O que significa o brincar no desenvolvimento de uma criança? A questão deve ser lembrada de forma especial na data de hoje, quando muitas cidades comemoram, Brasil afora, o Dia Mundial do Desarmamento Infantil. O DF tem razões de sobra para se orgulhar da data: com a Lei nº 5.180, sancionada em setembro de 2013, tornou-se a primeira unidade da Federação a proibir a fabricação e o comércio de armas de brinquedo em seu território. 

Mal foi aprovada, no entanto, a lei despertou a imediata reação da poderosa indústria de brinquedo, que cerrou fileiras em direção ao Poder Judiciário, com ações destinadas a impedir que a proibição entre em vigor. Tudo para não correr o risco de perder um centavo qualquer no faturamento total, que só no Brasil gira em torno de US$ 4,83 bilhões por ano. Já as crianças, o que perdem? E o que ganham?

Entradas de dados:
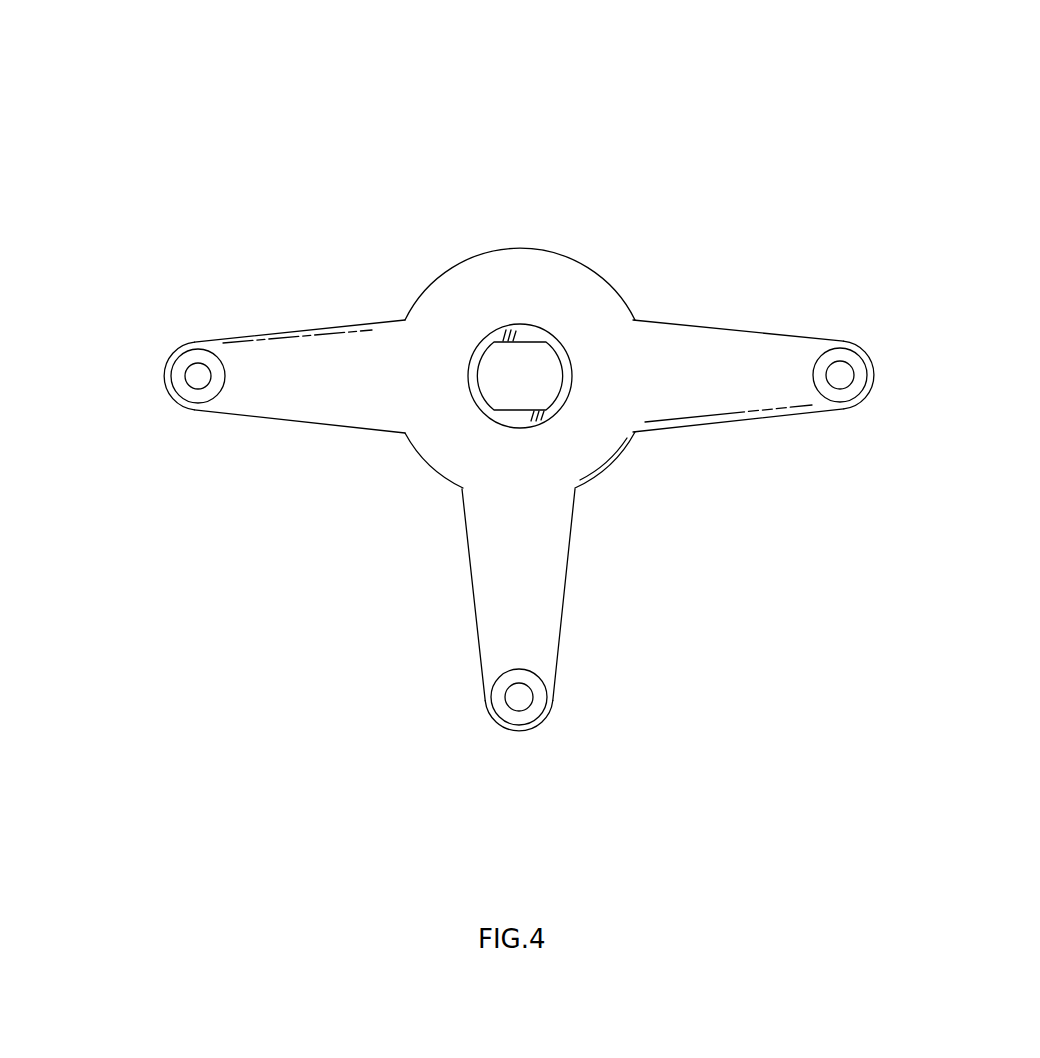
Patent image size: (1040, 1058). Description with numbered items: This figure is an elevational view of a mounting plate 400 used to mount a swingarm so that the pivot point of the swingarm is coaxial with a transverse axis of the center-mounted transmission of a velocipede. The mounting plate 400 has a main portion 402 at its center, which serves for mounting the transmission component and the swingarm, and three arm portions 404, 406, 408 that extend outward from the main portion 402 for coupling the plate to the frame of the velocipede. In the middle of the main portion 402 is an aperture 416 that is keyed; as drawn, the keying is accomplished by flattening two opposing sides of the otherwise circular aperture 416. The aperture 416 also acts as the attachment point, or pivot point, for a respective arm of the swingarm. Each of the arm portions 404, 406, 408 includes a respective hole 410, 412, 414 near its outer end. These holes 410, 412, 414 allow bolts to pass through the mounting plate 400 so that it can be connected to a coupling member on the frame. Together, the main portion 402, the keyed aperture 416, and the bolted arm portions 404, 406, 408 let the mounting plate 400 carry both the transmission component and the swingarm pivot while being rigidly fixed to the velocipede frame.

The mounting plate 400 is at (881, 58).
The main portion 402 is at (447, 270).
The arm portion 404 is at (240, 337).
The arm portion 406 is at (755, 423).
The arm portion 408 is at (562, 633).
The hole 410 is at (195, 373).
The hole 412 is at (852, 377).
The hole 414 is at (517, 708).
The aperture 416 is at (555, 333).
...
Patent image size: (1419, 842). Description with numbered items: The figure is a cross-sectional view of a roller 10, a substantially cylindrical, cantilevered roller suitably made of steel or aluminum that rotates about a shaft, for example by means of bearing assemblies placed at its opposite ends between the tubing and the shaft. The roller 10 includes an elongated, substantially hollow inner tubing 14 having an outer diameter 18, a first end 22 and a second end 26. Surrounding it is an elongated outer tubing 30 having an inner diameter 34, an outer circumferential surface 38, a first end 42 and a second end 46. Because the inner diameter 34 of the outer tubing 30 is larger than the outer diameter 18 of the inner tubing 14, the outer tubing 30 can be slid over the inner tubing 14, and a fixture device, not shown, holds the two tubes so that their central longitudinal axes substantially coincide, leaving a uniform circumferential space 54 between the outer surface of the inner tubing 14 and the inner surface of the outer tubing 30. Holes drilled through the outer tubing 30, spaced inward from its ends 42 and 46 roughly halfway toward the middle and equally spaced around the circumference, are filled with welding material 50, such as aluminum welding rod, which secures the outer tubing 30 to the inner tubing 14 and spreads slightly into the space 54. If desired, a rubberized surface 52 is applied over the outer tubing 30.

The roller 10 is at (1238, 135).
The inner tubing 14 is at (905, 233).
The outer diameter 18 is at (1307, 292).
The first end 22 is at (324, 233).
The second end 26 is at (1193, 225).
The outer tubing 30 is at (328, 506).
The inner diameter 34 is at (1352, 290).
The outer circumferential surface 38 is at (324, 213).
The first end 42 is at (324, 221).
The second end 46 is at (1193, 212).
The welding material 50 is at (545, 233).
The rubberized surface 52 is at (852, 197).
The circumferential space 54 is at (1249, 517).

O que fazer:
1. Liste todas as perguntas que aparecem no trecho sobre o desarmamento infantil.
2. Reescreva como tabela Markdown, com as colunas Nº e Linha, as linhas das entradas: comece na linha que contém "Patent image size: (1040, 1058)." e pare depois da que contém "The aperture 416 is at (555, 333).". Numere as linhas e deixe de fora as que estiverem em branco.
O trecho e as entradas não têm nenhuma relação entre si.

Respostas por tarefa:
1.
- O que significa o brincar no desenvolvimento de uma criança?
- Já as crianças, o que perdem?
- E o que ganham?

2.
| Nº | Linha |
|---|---|
| 1 | Patent image size: (1040, 1058). Description with numbered items: This figure is an elevational view of a mounting plate 400 used to mount a swingarm so that the pivot point of the swingarm is coaxial with a transverse axis of the center-mounted transmission of a velocipede. The mounting plate 400 has a main portion 402 at its center, which serves for mounting the transmission component and the swingarm, and three arm portions 404, 406, 408 that extend outward from the main portion 402 for coupling the plate to the frame of the velocipede. In the middle of the main portion 402 is an aperture 416 that is keyed; as drawn, the keying is accomplished by flattening two opposing sides of the otherwise circular aperture 416. The aperture 416 also acts as the attachment point, or pivot point, for a respective arm of the swingarm. Each of the arm portions 404, 406, 408 includes a respective hole 410, 412, 414 near its outer end. These holes 410, 412, 414 allow bolts to pass through the mounting plate 400 so that it can be connected to a coupling member on the frame. Together, the main portion 402, the keyed aperture 416, and the bolted arm portions 404, 406, 408 let the mounting plate 400 carry both the transmission component and the swingarm pivot while being rigidly fixed to the velocipede frame. |
| 2 | The mounting plate 400 is at (881, 58). |
| 3 | The main portion 402 is at (447, 270). |
| 4 | The arm portion 404 is at (240, 337). |
| 5 | The arm portion 406 is at (755, 423). |
| 6 | The arm portion 408 is at (562, 633). |
| 7 | The hole 410 is at (195, 373). |
| 8 | The hole 412 is at (852, 377). |
| 9 | The hole 414 is at (517, 708). |
| 10 | The aperture 416 is at (555, 333). |